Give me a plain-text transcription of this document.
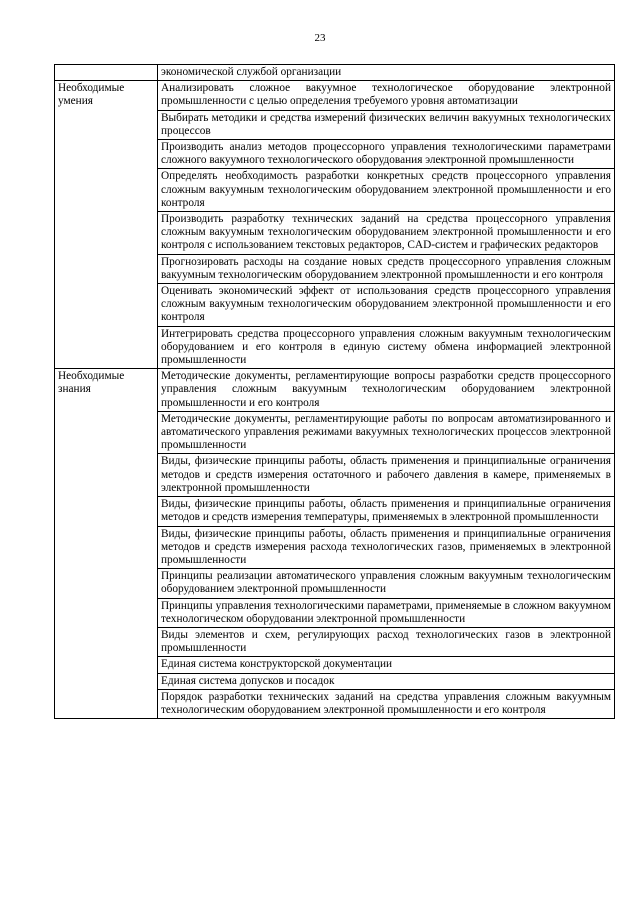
23
	экономической службой организации
Необходимые умения	Анализировать сложное вакуумное технологическое оборудование электронной промышленности с целью определения требуемого уровня автоматизации
	Выбирать методики и средства измерений физических величин вакуумных технологических процессов
	Производить анализ методов процессорного управления технологическими параметрами сложного вакуумного технологического оборудования электронной промышленности
	Определять необходимость разработки конкретных средств процессорного управления сложным вакуумным технологическим оборудованием электронной промышленности и его контроля
	Производить разработку технических заданий на средства процессорного управления сложным вакуумным технологическим оборудованием электронной промышленности и его контроля с использованием текстовых редакторов, CAD-систем и графических редакторов
	Прогнозировать расходы на создание новых средств процессорного управления сложным вакуумным технологическим оборудованием электронной промышленности и его контроля
	Оценивать экономический эффект от использования средств процессорного управления сложным вакуумным технологическим оборудованием электронной промышленности и его контроля
	Интегрировать средства процессорного управления сложным вакуумным технологическим оборудованием и его контроля в единую систему обмена информацией электронной промышленности
Необходимые знания	Методические документы, регламентирующие вопросы разработки средств процессорного управления сложным вакуумным технологическим оборудованием электронной промышленности и его контроля
	Методические документы, регламентирующие работы по вопросам автоматизированного и автоматического управления режимами вакуумных технологических процессов электронной промышленности
	Виды, физические принципы работы, область применения и принципиальные ограничения методов и средств измерения остаточного и рабочего давления в камере, применяемых в электронной промышленности
	Виды, физические принципы работы, область применения и принципиальные ограничения методов и средств измерения температуры, применяемых в электронной промышленности
	Виды, физические принципы работы, область применения и принципиальные ограничения методов и средств измерения расхода технологических газов, применяемых в электронной промышленности
	Принципы реализации автоматического управления сложным вакуумным технологическим оборудованием электронной промышленности
	Принципы управления технологическими параметрами, применяемые в сложном вакуумном технологическом оборудовании электронной промышленности
	Виды элементов и схем, регулирующих расход технологических газов в электронной промышленности
	Единая система конструкторской документации
	Единая система допусков и посадок
	Порядок разработки технических заданий на средства управления сложным вакуумным технологическим оборудованием электронной промышленности и его контроля
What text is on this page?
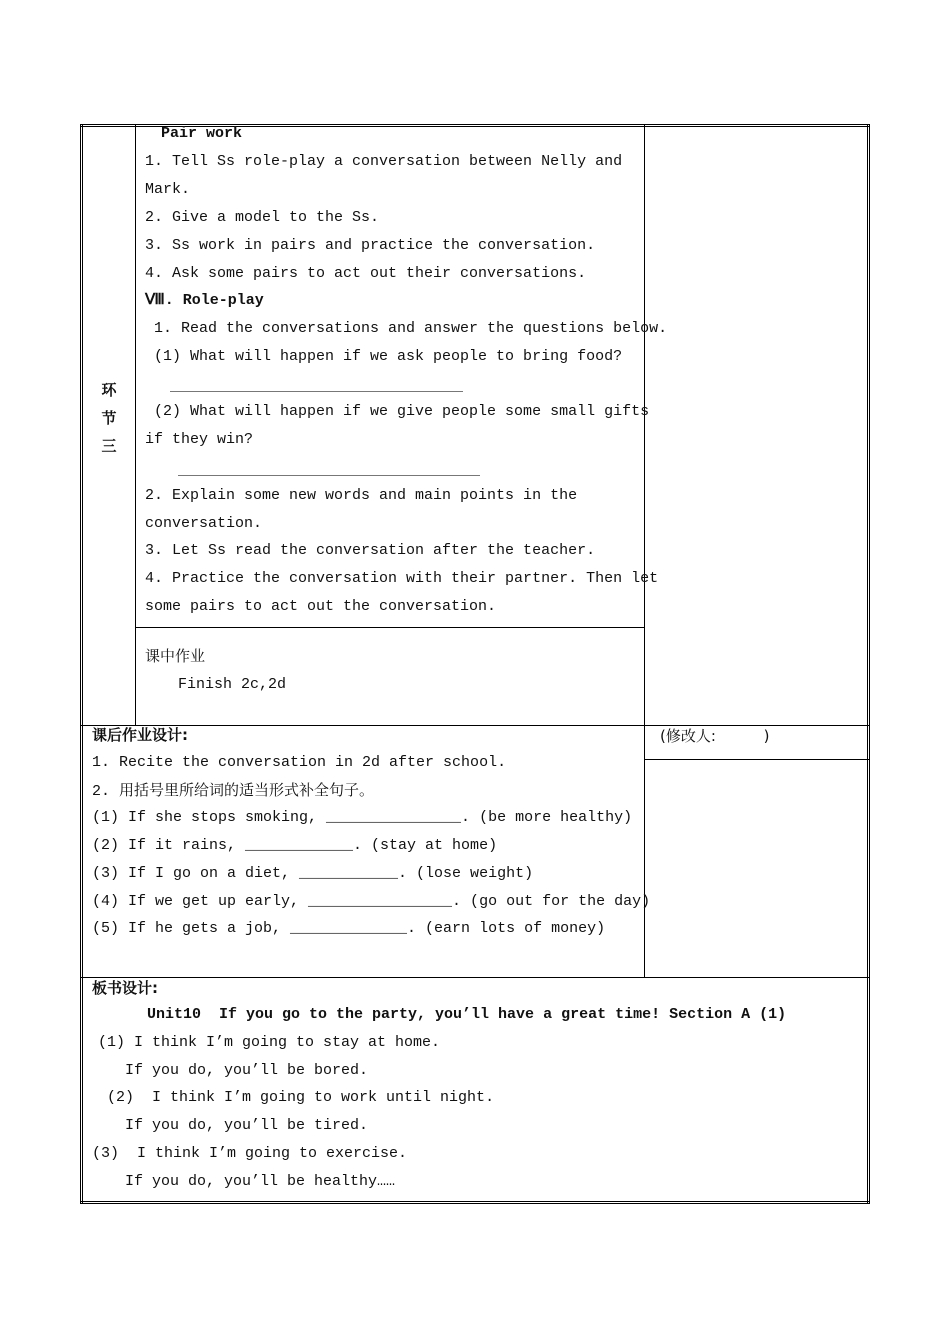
环
节
三
Pair work
1. Tell Ss role-play a conversation between Nelly and
Mark.
2. Give a model to the Ss.
3. Ss work in pairs and practice the conversation.
4. Ask some pairs to act out their conversations.
Ⅷ. Role-play
1. Read the conversations and answer the questions below.
(1) What will happen if we ask people to bring food?
(2) What will happen if we give people some small gifts
if they win?
2. Explain some new words and main points in the
conversation.
3. Let Ss read the conversation after the teacher.
4. Practice the conversation with their partner. Then let
some pairs to act out the conversation.
课中作业
Finish 2c,2d
课后作业设计:	(修改人:          )
1. Recite the conversation in 2d after school.
2. 用括号里所给词的适当形式补全句子。
(1) If she stops smoking, _______________. (be more healthy)
(2) If it rains, ____________. (stay at home)
(3) If I go on a diet, ___________. (lose weight)
(4) If we get up early, ________________. (go out for the day)
(5) If he gets a job, _____________. (earn lots of money)
板书设计:
Unit10  If you go to the party, you’ll have a great time! Section A (1)
(1) I think I’m going to stay at home.
If you do, you’ll be bored.
(2)  I think I’m going to work until night.
If you do, you’ll be tired.
(3)  I think I’m going to exercise.
If you do, you’ll be healthy……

## Stated task:
Repeat the data exactly, excluding the pictures.

## Result of the exercise:
Give me a plain-text transcription of this document.
23
	экономической службой организации
Необходимые умения	Анализировать сложное вакуумное технологическое оборудование электронной промышленности с целью определения требуемого уровня автоматизации
	Выбирать методики и средства измерений физических величин вакуумных технологических процессов
	Производить анализ методов процессорного управления технологическими параметрами сложного вакуумного технологического оборудования электронной промышленности
	Определять необходимость разработки конкретных средств процессорного управления сложным вакуумным технологическим оборудованием электронной промышленности и его контроля
	Производить разработку технических заданий на средства процессорного управления сложным вакуумным технологическим оборудованием электронной промышленности и его контроля с использованием текстовых редакторов, CAD-систем и графических редакторов
	Прогнозировать расходы на создание новых средств процессорного управления сложным вакуумным технологическим оборудованием электронной промышленности и его контроля
	Оценивать экономический эффект от использования средств процессорного управления сложным вакуумным технологическим оборудованием электронной промышленности и его контроля
	Интегрировать средства процессорного управления сложным вакуумным технологическим оборудованием и его контроля в единую систему обмена информацией электронной промышленности
Необходимые знания	Методические документы, регламентирующие вопросы разработки средств процессорного управления сложным вакуумным технологическим оборудованием электронной промышленности и его контроля
	Методические документы, регламентирующие работы по вопросам автоматизированного и автоматического управления режимами вакуумных технологических процессов электронной промышленности
	Виды, физические принципы работы, область применения и принципиальные ограничения методов и средств измерения остаточного и рабочего давления в камере, применяемых в электронной промышленности
	Виды, физические принципы работы, область применения и принципиальные ограничения методов и средств измерения температуры, применяемых в электронной промышленности
	Виды, физические принципы работы, область применения и принципиальные ограничения методов и средств измерения расхода технологических газов, применяемых в электронной промышленности
	Принципы реализации автоматического управления сложным вакуумным технологическим оборудованием электронной промышленности
	Принципы управления технологическими параметрами, применяемые в сложном вакуумном технологическом оборудовании электронной промышленности
	Виды элементов и схем, регулирующих расход технологических газов в электронной промышленности
	Единая система конструкторской документации
	Единая система допусков и посадок
	Порядок разработки технических заданий на средства управления сложным вакуумным технологическим оборудованием электронной промышленности и его контроля
What text is on this page?
环
节
三
Pair work
1. Tell Ss role-play a conversation between Nelly and
Mark.
2. Give a model to the Ss.
3. Ss work in pairs and practice the conversation.
4. Ask some pairs to act out their conversations.
Ⅷ. Role-play
1. Read the conversations and answer the questions below.
(1) What will happen if we ask people to bring food?
(2) What will happen if we give people some small gifts
if they win?
2. Explain some new words and main points in the
conversation.
3. Let Ss read the conversation after the teacher.
4. Practice the conversation with their partner. Then let
some pairs to act out the conversation.
课中作业
Finish 2c,2d
课后作业设计:	(修改人:          )
1. Recite the conversation in 2d after school.
2. 用括号里所给词的适当形式补全句子。
(1) If she stops smoking, _______________. (be more healthy)
(2) If it rains, ____________. (stay at home)
(3) If I go on a diet, ___________. (lose weight)
(4) If we get up early, ________________. (go out for the day)
(5) If he gets a job, _____________. (earn lots of money)
板书设计:
Unit10  If you go to the party, you’ll have a great time! Section A (1)
(1) I think I’m going to stay at home.
If you do, you’ll be bored.
(2)  I think I’m going to work until night.
If you do, you’ll be tired.
(3)  I think I’m going to exercise.
If you do, you’ll be healthy……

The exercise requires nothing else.